→ Stored data entries:
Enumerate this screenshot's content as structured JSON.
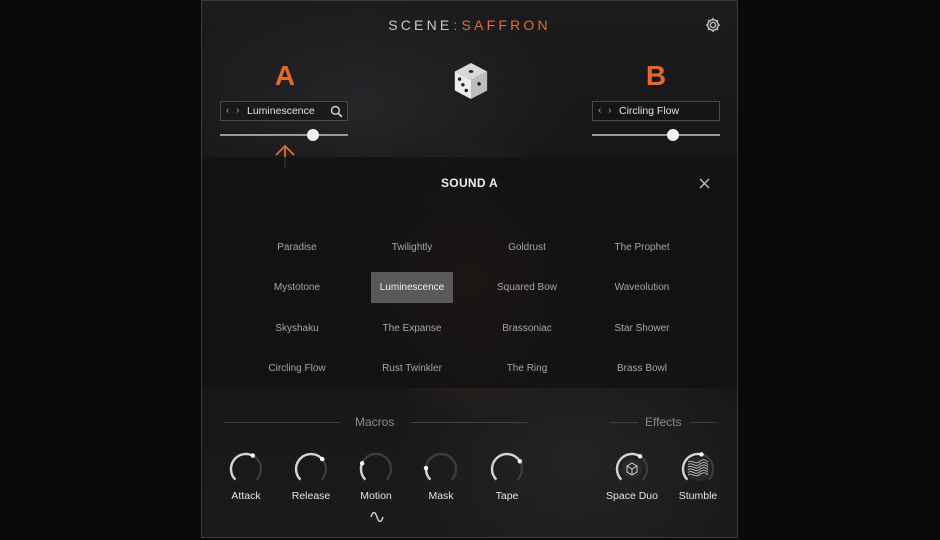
{
  "app": {
    "title_left": "SCENE",
    "title_sep": ":",
    "title_right": "SAFFRON",
    "accent_color": "#e46a2b"
  },
  "icons": {
    "settings": "gear-icon",
    "randomize": "dice-icon",
    "prev_next": "chevron-left-right-icon",
    "search": "search-icon",
    "close": "close-icon",
    "indicator": "arrow-up-icon",
    "modulation": "sine-wave-icon"
  },
  "slot_a": {
    "letter": "A",
    "arrows": "‹ ›",
    "preset": "Luminescence",
    "volume": 0.73
  },
  "slot_b": {
    "letter": "B",
    "arrows": "‹ ›",
    "preset": "Circling Flow",
    "volume": 0.63
  },
  "browser": {
    "title": "SOUND A",
    "selected": "Luminescence",
    "presets": [
      "Paradise",
      "Twilightly",
      "Goldrust",
      "The Prophet",
      "Mystotone",
      "Luminescence",
      "Squared Bow",
      "Waveolution",
      "Skyshaku",
      "The Expanse",
      "Brassoniac",
      "Star Shower",
      "Circling Flow",
      "Rust Twinkler",
      "The Ring",
      "Brass Bowl"
    ]
  },
  "macros": {
    "label": "Macros",
    "knobs": [
      {
        "label": "Attack",
        "value": 0.6
      },
      {
        "label": "Release",
        "value": 0.68
      },
      {
        "label": "Motion",
        "value": 0.25
      },
      {
        "label": "Mask",
        "value": 0.18
      },
      {
        "label": "Tape",
        "value": 0.72
      }
    ]
  },
  "effects": {
    "label": "Effects",
    "knobs": [
      {
        "label": "Space Duo",
        "value": 0.62,
        "icon": "cube-icon"
      },
      {
        "label": "Stumble",
        "value": 0.55,
        "icon": "wave-lines-icon"
      }
    ]
  }
}
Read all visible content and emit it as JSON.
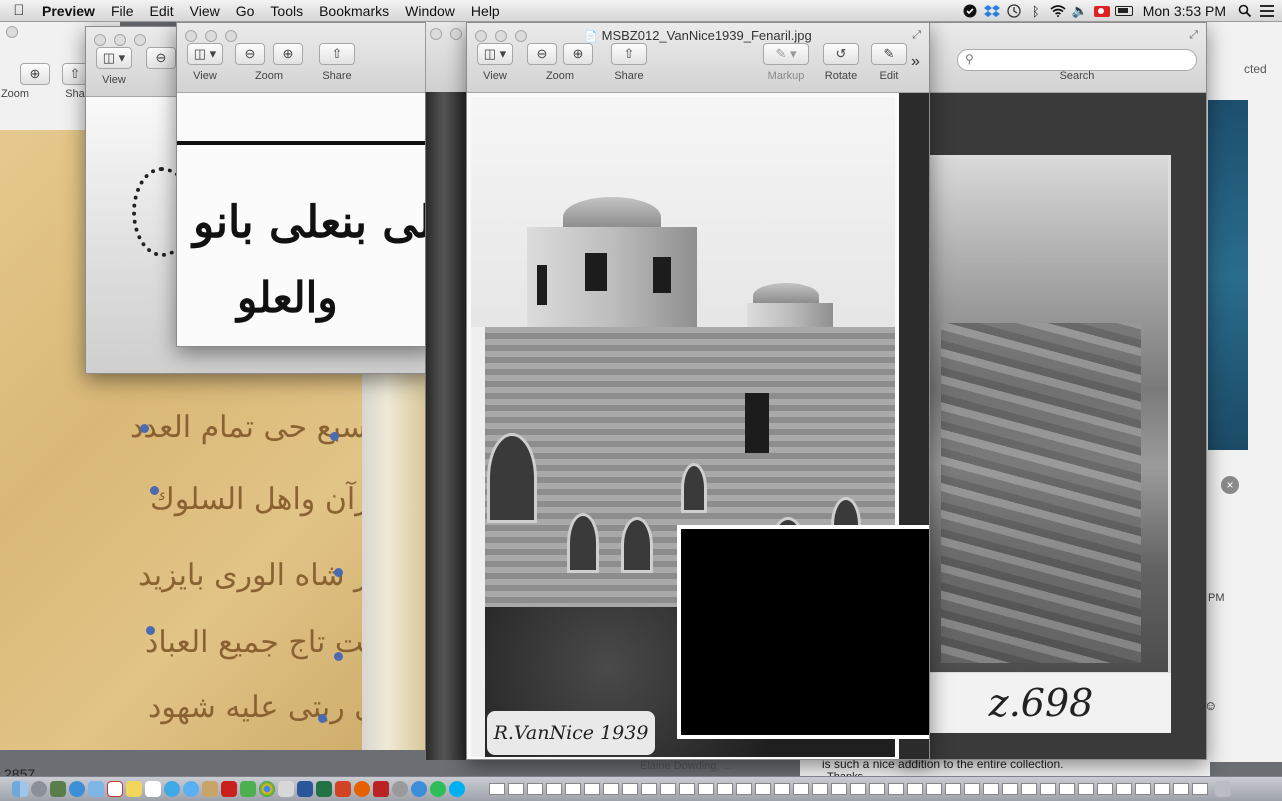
{
  "menubar": {
    "app_name": "Preview",
    "items": [
      "File",
      "Edit",
      "View",
      "Go",
      "Tools",
      "Bookmarks",
      "Window",
      "Help"
    ],
    "clock": "Mon 3:53 PM",
    "status_icons": [
      "evernote-icon",
      "dropbox-icon",
      "time-machine-icon",
      "bluetooth-icon",
      "wifi-icon",
      "volume-icon",
      "input-flag-icon",
      "battery-icon",
      "spotlight-icon",
      "notification-center-icon"
    ]
  },
  "toolbar": {
    "view": "View",
    "zoom": "Zoom",
    "share": "Share",
    "markup": "Markup",
    "rotate": "Rotate",
    "edit": "Edit",
    "search": "Search",
    "overflow": "»"
  },
  "front_window": {
    "title": "MSBZ012_VanNice1939_Fenaril.jpg",
    "photo_caption": "R.VanNice 1939"
  },
  "right_photo": {
    "caption": "z.698"
  },
  "manuscript": {
    "lines": [
      "وسبع حى تمام العدد",
      "وصاحب قيرآن واهل السلوك",
      "ابو النصر شاه الورى بايزيد",
      "بآدم وملكت تاج جميع العباد",
      "واملاكي ربتى عليه شهود"
    ]
  },
  "zoom_window": {
    "arabic_lines": [
      "قوالى بنعلى بانو",
      "والعلو"
    ]
  },
  "left_window": {
    "zoom_label": "Zoom",
    "share_label": "Sha"
  },
  "background_text": {
    "partial_word": "cted",
    "time_partial": "PM",
    "email_line_1": "is such a nice addition to the entire collection.",
    "email_line_2": "Thanks,",
    "sender_partial": "Elaine Dowding, ...",
    "counter": "2857"
  }
}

→ AIM:
Leave the pictures out and write out every entry exactly as given.

→ OUTPUT FOR THIS TASK:
Enumerate this screenshot's content as structured JSON.
{
  "app": {
    "title_left": "SCENE",
    "title_sep": ":",
    "title_right": "SAFFRON",
    "accent_color": "#e46a2b"
  },
  "icons": {
    "settings": "gear-icon",
    "randomize": "dice-icon",
    "prev_next": "chevron-left-right-icon",
    "search": "search-icon",
    "close": "close-icon",
    "indicator": "arrow-up-icon",
    "modulation": "sine-wave-icon"
  },
  "slot_a": {
    "letter": "A",
    "arrows": "‹ ›",
    "preset": "Luminescence",
    "volume": 0.73
  },
  "slot_b": {
    "letter": "B",
    "arrows": "‹ ›",
    "preset": "Circling Flow",
    "volume": 0.63
  },
  "browser": {
    "title": "SOUND A",
    "selected": "Luminescence",
    "presets": [
      "Paradise",
      "Twilightly",
      "Goldrust",
      "The Prophet",
      "Mystotone",
      "Luminescence",
      "Squared Bow",
      "Waveolution",
      "Skyshaku",
      "The Expanse",
      "Brassoniac",
      "Star Shower",
      "Circling Flow",
      "Rust Twinkler",
      "The Ring",
      "Brass Bowl"
    ]
  },
  "macros": {
    "label": "Macros",
    "knobs": [
      {
        "label": "Attack",
        "value": 0.6
      },
      {
        "label": "Release",
        "value": 0.68
      },
      {
        "label": "Motion",
        "value": 0.25
      },
      {
        "label": "Mask",
        "value": 0.18
      },
      {
        "label": "Tape",
        "value": 0.72
      }
    ]
  },
  "effects": {
    "label": "Effects",
    "knobs": [
      {
        "label": "Space Duo",
        "value": 0.62,
        "icon": "cube-icon"
      },
      {
        "label": "Stumble",
        "value": 0.55,
        "icon": "wave-lines-icon"
      }
    ]
  }
}
Read all visible content and emit it as JSON.
{
  "menubar": {
    "app_name": "Preview",
    "items": [
      "File",
      "Edit",
      "View",
      "Go",
      "Tools",
      "Bookmarks",
      "Window",
      "Help"
    ],
    "clock": "Mon 3:53 PM",
    "status_icons": [
      "evernote-icon",
      "dropbox-icon",
      "time-machine-icon",
      "bluetooth-icon",
      "wifi-icon",
      "volume-icon",
      "input-flag-icon",
      "battery-icon",
      "spotlight-icon",
      "notification-center-icon"
    ]
  },
  "toolbar": {
    "view": "View",
    "zoom": "Zoom",
    "share": "Share",
    "markup": "Markup",
    "rotate": "Rotate",
    "edit": "Edit",
    "search": "Search",
    "overflow": "»"
  },
  "front_window": {
    "title": "MSBZ012_VanNice1939_Fenaril.jpg",
    "photo_caption": "R.VanNice 1939"
  },
  "right_photo": {
    "caption": "z.698"
  },
  "manuscript": {
    "lines": [
      "وسبع حى تمام العدد",
      "وصاحب قيرآن واهل السلوك",
      "ابو النصر شاه الورى بايزيد",
      "بآدم وملكت تاج جميع العباد",
      "واملاكي ربتى عليه شهود"
    ]
  },
  "zoom_window": {
    "arabic_lines": [
      "قوالى بنعلى بانو",
      "والعلو"
    ]
  },
  "left_window": {
    "zoom_label": "Zoom",
    "share_label": "Sha"
  },
  "background_text": {
    "partial_word": "cted",
    "time_partial": "PM",
    "email_line_1": "is such a nice addition to the entire collection.",
    "email_line_2": "Thanks,",
    "sender_partial": "Elaine Dowding, ...",
    "counter": "2857"
  }
}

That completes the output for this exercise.